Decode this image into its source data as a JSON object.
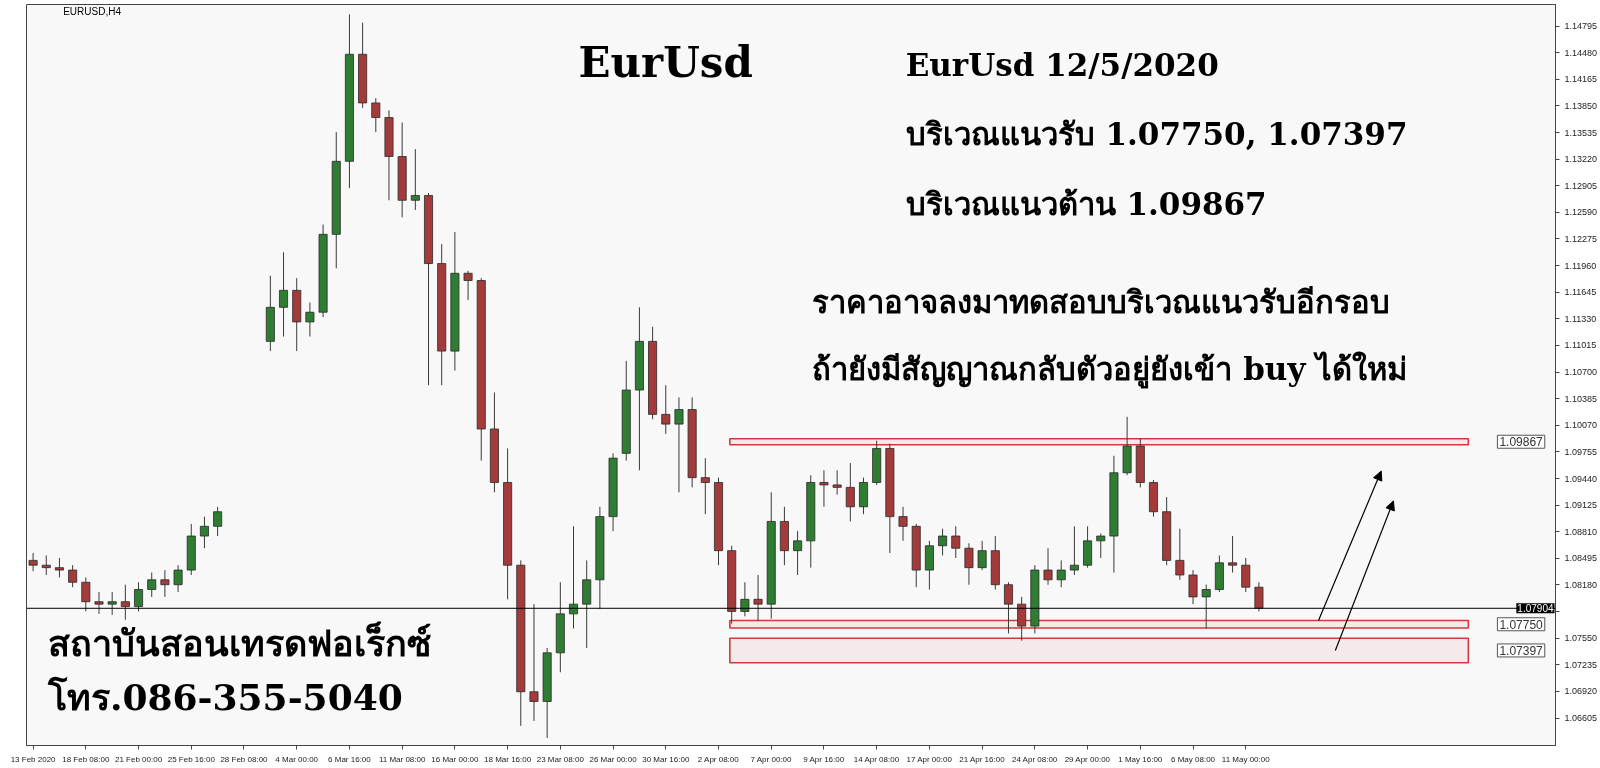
{
  "chart_data": {
    "type": "candlestick",
    "title": "EurUsd",
    "annotations": [
      "EURUSD,H4",
      "EurUsd 12/5/2020",
      "บริเวณแนวรับ 1.07750, 1.07397",
      "บริเวณแนวต้าน 1.09867",
      "ราคาอาจลงมาทดสอบบริเวณแนวรับอีกรอบ",
      "ถ้ายังมีสัญญาณกลับตัวอยู่ยังเข้า buy ได้ใหม่",
      "สถาบันสอนเทรดฟอเร็กซ์",
      "โทร.086-355-5040"
    ],
    "categories": [
      "13 Feb 2020",
      null,
      null,
      null,
      "18 Feb 08:00",
      null,
      null,
      null,
      "21 Feb 00:00",
      null,
      null,
      null,
      "25 Feb 16:00",
      null,
      null,
      null,
      "28 Feb 08:00",
      null,
      null,
      null,
      "4 Mar 00:00",
      null,
      null,
      null,
      "6 Mar 16:00",
      null,
      null,
      null,
      "11 Mar 08:00",
      null,
      null,
      null,
      "16 Mar 00:00",
      null,
      null,
      null,
      "18 Mar 16:00",
      null,
      null,
      null,
      "23 Mar 08:00",
      null,
      null,
      null,
      "26 Mar 00:00",
      null,
      null,
      null,
      "30 Mar 16:00",
      null,
      null,
      null,
      "2 Apr 08:00",
      null,
      null,
      null,
      "7 Apr 00:00",
      null,
      null,
      null,
      "9 Apr 16:00",
      null,
      null,
      null,
      "14 Apr 08:00",
      null,
      null,
      null,
      "17 Apr 00:00",
      null,
      null,
      null,
      "21 Apr 16:00",
      null,
      null,
      null,
      "24 Apr 08:00",
      null,
      null,
      null,
      "29 Apr 00:00",
      null,
      null,
      null,
      "1 May 16:00",
      null,
      null,
      null,
      "6 May 08:00",
      null,
      null,
      null,
      "11 May 00:00",
      null,
      null,
      null,
      null,
      null,
      null,
      null,
      null,
      null,
      null,
      null,
      null,
      null,
      null,
      null,
      null,
      null,
      null,
      null,
      null,
      null,
      null,
      null
    ],
    "ohlc": [
      [
        1.08471,
        1.08558,
        1.08344,
        1.08414
      ],
      [
        1.08414,
        1.08529,
        1.08298,
        1.08385
      ],
      [
        1.08385,
        1.085,
        1.08269,
        1.08356
      ],
      [
        1.08356,
        1.08414,
        1.08154,
        1.08212
      ],
      [
        1.08212,
        1.08269,
        1.07867,
        1.07982
      ],
      [
        1.07982,
        1.08097,
        1.07838,
        1.07953
      ],
      [
        1.07953,
        1.08097,
        1.07826,
        1.07982
      ],
      [
        1.07982,
        1.08183,
        1.07768,
        1.07924
      ],
      [
        1.07924,
        1.08212,
        1.07867,
        1.08126
      ],
      [
        1.08126,
        1.08327,
        1.08039,
        1.08241
      ],
      [
        1.08241,
        1.08356,
        1.08039,
        1.08183
      ],
      [
        1.08183,
        1.08414,
        1.08097,
        1.08356
      ],
      [
        1.08356,
        1.08903,
        1.08298,
        1.08759
      ],
      [
        1.08759,
        1.08989,
        1.08615,
        1.08874
      ],
      [
        1.08874,
        1.09105,
        1.08759,
        1.09047
      ],
      null,
      null,
      null,
      [
        1.11063,
        1.1184,
        1.10948,
        1.11466
      ],
      [
        1.11466,
        1.12117,
        1.1112,
        1.11667
      ],
      [
        1.11667,
        1.11811,
        1.10948,
        1.11293
      ],
      [
        1.11293,
        1.11523,
        1.1112,
        1.11408
      ],
      [
        1.11408,
        1.12445,
        1.11351,
        1.1233
      ],
      [
        1.1233,
        1.13539,
        1.11927,
        1.13194
      ],
      [
        1.13194,
        1.14933,
        1.12877,
        1.14461
      ],
      [
        1.14461,
        1.14835,
        1.13827,
        1.13885
      ],
      [
        1.13885,
        1.13942,
        1.13539,
        1.13712
      ],
      [
        1.13712,
        1.13798,
        1.12733,
        1.13251
      ],
      [
        1.13251,
        1.13654,
        1.12531,
        1.12733
      ],
      [
        1.12733,
        1.13338,
        1.12618,
        1.1279
      ],
      [
        1.1279,
        1.12819,
        1.10544,
        1.11984
      ],
      [
        1.11984,
        1.12214,
        1.10544,
        1.10948
      ],
      [
        1.10948,
        1.12358,
        1.10717,
        1.11869
      ],
      [
        1.11869,
        1.11898,
        1.11552,
        1.11783
      ],
      [
        1.11783,
        1.11811,
        1.09652,
        1.10026
      ],
      [
        1.10026,
        1.10458,
        1.09277,
        1.09393
      ],
      [
        1.09393,
        1.09796,
        1.0801,
        1.08414
      ],
      [
        1.08414,
        1.08471,
        1.06513,
        1.06916
      ],
      [
        1.06916,
        1.07953,
        1.06571,
        1.06801
      ],
      [
        1.06801,
        1.07435,
        1.06369,
        1.07377
      ],
      [
        1.07377,
        1.08212,
        1.07147,
        1.07838
      ],
      [
        1.07838,
        1.08874,
        1.07665,
        1.07953
      ],
      [
        1.07953,
        1.08471,
        1.07435,
        1.08241
      ],
      [
        1.08241,
        1.09105,
        1.07895,
        1.08989
      ],
      [
        1.08989,
        1.09738,
        1.08817,
        1.09681
      ],
      [
        1.09738,
        1.10832,
        1.09652,
        1.10487
      ],
      [
        1.10487,
        1.11466,
        1.09537,
        1.11063
      ],
      [
        1.11063,
        1.11235,
        1.10141,
        1.10199
      ],
      [
        1.10199,
        1.10544,
        1.09968,
        1.10084
      ],
      [
        1.10084,
        1.104,
        1.09277,
        1.10256
      ],
      [
        1.10256,
        1.104,
        1.09335,
        1.0945
      ],
      [
        1.0945,
        1.09681,
        1.09018,
        1.09393
      ],
      [
        1.09393,
        1.0945,
        1.08414,
        1.08586
      ],
      [
        1.08586,
        1.08644,
        1.07722,
        1.07867
      ],
      [
        1.07867,
        1.08212,
        1.07809,
        1.0801
      ],
      [
        1.0801,
        1.08298,
        1.07751,
        1.07953
      ],
      [
        1.07953,
        1.09277,
        1.0778,
        1.08932
      ],
      [
        1.08932,
        1.09105,
        1.08414,
        1.08586
      ],
      [
        1.08586,
        1.08817,
        1.08298,
        1.08702
      ],
      [
        1.08702,
        1.09479,
        1.08385,
        1.09393
      ],
      [
        1.09393,
        1.09537,
        1.09105,
        1.09364
      ],
      [
        1.09364,
        1.09537,
        1.09249,
        1.09335
      ],
      [
        1.09335,
        1.09623,
        1.08932,
        1.09105
      ],
      [
        1.09105,
        1.0945,
        1.09018,
        1.09393
      ],
      [
        1.09393,
        1.09888,
        1.09364,
        1.09796
      ],
      [
        1.09796,
        1.09853,
        1.08558,
        1.08989
      ],
      [
        1.08989,
        1.09105,
        1.08702,
        1.08874
      ],
      [
        1.08874,
        1.08903,
        1.08154,
        1.08356
      ],
      [
        1.08356,
        1.08702,
        1.08126,
        1.08644
      ],
      [
        1.08644,
        1.08845,
        1.08529,
        1.08759
      ],
      [
        1.08759,
        1.08874,
        1.085,
        1.08615
      ],
      [
        1.08615,
        1.08673,
        1.08183,
        1.08385
      ],
      [
        1.08385,
        1.08702,
        1.08356,
        1.08586
      ],
      [
        1.08586,
        1.08759,
        1.08126,
        1.08183
      ],
      [
        1.08183,
        1.08212,
        1.07607,
        1.07953
      ],
      [
        1.07953,
        1.08039,
        1.07521,
        1.07693
      ],
      [
        1.07693,
        1.08414,
        1.07607,
        1.08356
      ],
      [
        1.08356,
        1.08615,
        1.08183,
        1.08241
      ],
      [
        1.08241,
        1.08471,
        1.08154,
        1.08356
      ],
      [
        1.08356,
        1.08874,
        1.08298,
        1.08414
      ],
      [
        1.08414,
        1.08874,
        1.08385,
        1.08702
      ],
      [
        1.08702,
        1.08788,
        1.085,
        1.08759
      ],
      [
        1.08759,
        1.09709,
        1.08327,
        1.09508
      ],
      [
        1.09508,
        1.1017,
        1.09479,
        1.09825
      ],
      [
        1.09825,
        1.09911,
        1.09335,
        1.09393
      ],
      [
        1.09393,
        1.09421,
        1.08989,
        1.09047
      ],
      [
        1.09047,
        1.0922,
        1.08414,
        1.08471
      ],
      [
        1.08471,
        1.08845,
        1.08241,
        1.08298
      ],
      [
        1.08298,
        1.08356,
        1.07953,
        1.08039
      ],
      [
        1.08039,
        1.08183,
        1.07665,
        1.08126
      ],
      [
        1.08126,
        1.08529,
        1.08097,
        1.08442
      ],
      [
        1.08442,
        1.08759,
        1.08327,
        1.08414
      ],
      [
        1.08414,
        1.085,
        1.08097,
        1.08154
      ],
      [
        1.08154,
        1.08212,
        1.07867,
        1.07904
      ],
      null,
      null,
      null,
      null,
      null,
      null,
      null,
      null,
      null,
      null,
      null,
      null,
      null,
      null,
      null,
      null,
      null,
      null,
      null,
      null,
      null,
      null
    ],
    "colors": [
      "#a33b3b",
      "#a33b3b",
      "#a33b3b",
      "#a33b3b",
      "#a33b3b",
      "#a33b3b",
      "#2e7d32",
      "#a33b3b",
      "#2e7d32",
      "#2e7d32",
      "#a33b3b",
      "#2e7d32",
      "#2e7d32",
      "#2e7d32",
      "#2e7d32",
      null,
      null,
      null,
      "#2e7d32",
      "#2e7d32",
      "#a33b3b",
      "#2e7d32",
      "#2e7d32",
      "#2e7d32",
      "#2e7d32",
      "#a33b3b",
      "#a33b3b",
      "#a33b3b",
      "#a33b3b",
      "#2e7d32",
      "#a33b3b",
      "#a33b3b",
      "#2e7d32",
      "#a33b3b",
      "#a33b3b",
      "#a33b3b",
      "#a33b3b",
      "#a33b3b",
      "#a33b3b",
      "#2e7d32",
      "#2e7d32",
      "#2e7d32",
      "#2e7d32",
      "#2e7d32",
      "#2e7d32",
      "#2e7d32",
      "#2e7d32",
      "#a33b3b",
      "#a33b3b",
      "#2e7d32",
      "#a33b3b",
      "#a33b3b",
      "#a33b3b",
      "#a33b3b",
      "#2e7d32",
      "#a33b3b",
      "#2e7d32",
      "#a33b3b",
      "#2e7d32",
      "#2e7d32",
      "#a33b3b",
      "#a33b3b",
      "#a33b3b",
      "#2e7d32",
      "#2e7d32",
      "#a33b3b",
      "#a33b3b",
      "#a33b3b",
      "#2e7d32",
      "#2e7d32",
      "#a33b3b",
      "#a33b3b",
      "#2e7d32",
      "#a33b3b",
      "#a33b3b",
      "#a33b3b",
      "#2e7d32",
      "#a33b3b",
      "#2e7d32",
      "#2e7d32",
      "#2e7d32",
      "#2e7d32",
      "#2e7d32",
      "#2e7d32",
      "#a33b3b",
      "#a33b3b",
      "#a33b3b",
      "#a33b3b",
      "#a33b3b",
      "#2e7d32",
      "#2e7d32",
      "#a33b3b",
      "#a33b3b",
      "#a33b3b",
      null,
      null,
      null,
      null,
      null,
      null,
      null,
      null,
      null,
      null,
      null,
      null,
      null,
      null,
      null,
      null,
      null,
      null,
      null,
      null,
      null,
      null
    ],
    "ylim": [
      1.0628,
      1.1505
    ],
    "yticks": [
      {
        "value": 1.14795,
        "label": "1.14795"
      },
      {
        "value": 1.1448,
        "label": "1.14480"
      },
      {
        "value": 1.14165,
        "label": "1.14165"
      },
      {
        "value": 1.1385,
        "label": "1.13850"
      },
      {
        "value": 1.13535,
        "label": "1.13535"
      },
      {
        "value": 1.1322,
        "label": "1.13220"
      },
      {
        "value": 1.12905,
        "label": "1.12905"
      },
      {
        "value": 1.1259,
        "label": "1.12590"
      },
      {
        "value": 1.12275,
        "label": "1.12275"
      },
      {
        "value": 1.1196,
        "label": "1.11960"
      },
      {
        "value": 1.11645,
        "label": "1.11645"
      },
      {
        "value": 1.1133,
        "label": "1.11330"
      },
      {
        "value": 1.11015,
        "label": "1.11015"
      },
      {
        "value": 1.107,
        "label": "1.10700"
      },
      {
        "value": 1.10385,
        "label": "1.10385"
      },
      {
        "value": 1.1007,
        "label": "1.10070"
      },
      {
        "value": 1.09755,
        "label": "1.09755"
      },
      {
        "value": 1.0944,
        "label": "1.09440"
      },
      {
        "value": 1.09125,
        "label": "1.09125"
      },
      {
        "value": 1.0881,
        "label": "1.08810"
      },
      {
        "value": 1.08495,
        "label": "1.08495"
      },
      {
        "value": 1.0818,
        "label": "1.08180"
      },
      {
        "value": 1.07865,
        "label": null
      },
      {
        "value": 1.0755,
        "label": "1.07550"
      },
      {
        "value": 1.07235,
        "label": "1.07235"
      },
      {
        "value": 1.0692,
        "label": "1.06920"
      },
      {
        "value": 1.06605,
        "label": "1.06605"
      }
    ],
    "ref_lines": [
      {
        "axis": "y",
        "value": 1.07904,
        "label": "1.07904",
        "color": "#000000"
      }
    ],
    "bands": [
      {
        "axis": "y",
        "from": 1.0984,
        "to": 1.0991,
        "label": "1.09867",
        "color": "#d03a3a"
      },
      {
        "axis": "y",
        "from": 1.0767,
        "to": 1.0776,
        "label": "1.07750",
        "color": "#d03a3a"
      },
      {
        "axis": "y",
        "from": 1.0726,
        "to": 1.0755,
        "label": "1.07397",
        "color": "#d03a3a"
      }
    ]
  }
}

> WHAT THE EXERCISE ASKS:
Extract each line from the listing that holds the word "เวณแนวร".

> TASK OUTPUT:
      "บริเวณแนวรับ 1.07750, 1.07397",
      "ราคาอาจลงมาทดสอบบริเวณแนวรับอีกรอบ",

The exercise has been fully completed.